Data excerpts
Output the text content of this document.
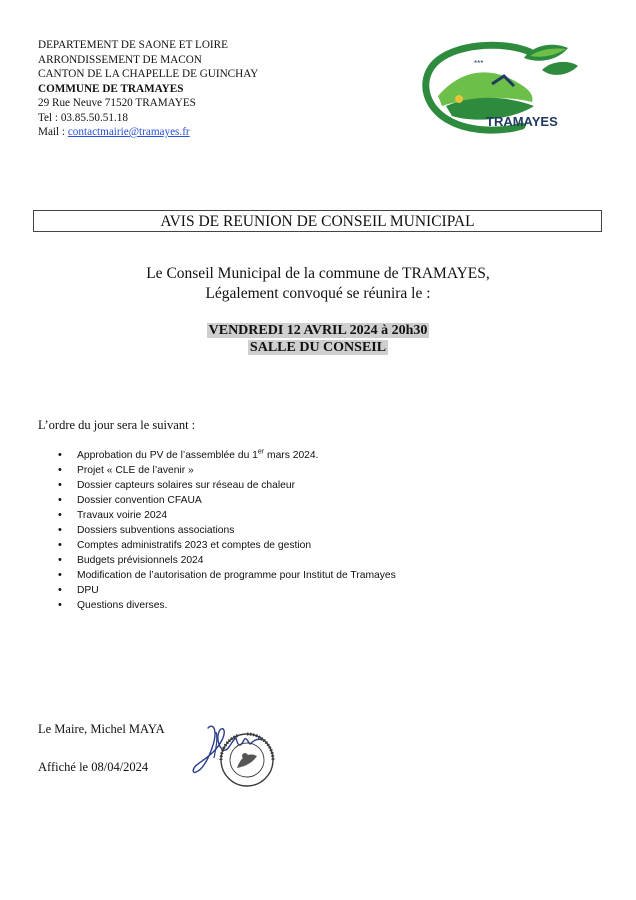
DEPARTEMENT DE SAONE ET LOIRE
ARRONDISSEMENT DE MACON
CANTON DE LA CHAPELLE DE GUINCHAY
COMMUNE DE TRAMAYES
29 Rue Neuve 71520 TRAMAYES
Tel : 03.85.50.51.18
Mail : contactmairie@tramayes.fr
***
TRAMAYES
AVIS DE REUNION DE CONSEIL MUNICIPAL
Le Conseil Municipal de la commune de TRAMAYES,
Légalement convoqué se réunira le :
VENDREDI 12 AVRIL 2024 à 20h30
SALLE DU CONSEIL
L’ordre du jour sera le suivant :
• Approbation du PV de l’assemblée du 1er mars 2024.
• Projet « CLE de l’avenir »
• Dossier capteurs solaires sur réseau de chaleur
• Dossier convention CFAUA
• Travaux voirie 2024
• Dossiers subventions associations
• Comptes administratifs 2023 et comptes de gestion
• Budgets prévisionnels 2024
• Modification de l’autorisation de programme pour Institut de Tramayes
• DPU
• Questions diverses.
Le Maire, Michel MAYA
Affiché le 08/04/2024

---

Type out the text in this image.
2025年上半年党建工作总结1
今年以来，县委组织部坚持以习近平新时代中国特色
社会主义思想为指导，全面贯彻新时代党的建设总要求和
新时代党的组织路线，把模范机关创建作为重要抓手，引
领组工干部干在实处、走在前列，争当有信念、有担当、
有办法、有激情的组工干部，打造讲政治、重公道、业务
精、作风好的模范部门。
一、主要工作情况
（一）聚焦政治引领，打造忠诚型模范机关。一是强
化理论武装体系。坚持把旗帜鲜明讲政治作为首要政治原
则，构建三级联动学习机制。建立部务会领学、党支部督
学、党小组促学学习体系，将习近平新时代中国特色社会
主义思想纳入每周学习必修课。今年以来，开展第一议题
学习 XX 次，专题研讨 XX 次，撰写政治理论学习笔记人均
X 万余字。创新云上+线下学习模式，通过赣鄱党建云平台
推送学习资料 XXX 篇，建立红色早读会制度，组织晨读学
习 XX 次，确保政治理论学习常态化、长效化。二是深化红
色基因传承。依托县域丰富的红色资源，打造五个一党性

What you will do
Show every line of the listing in which the string "this" can be found.

Exercise solution
Output the text content of this document.
Type out the text in this image.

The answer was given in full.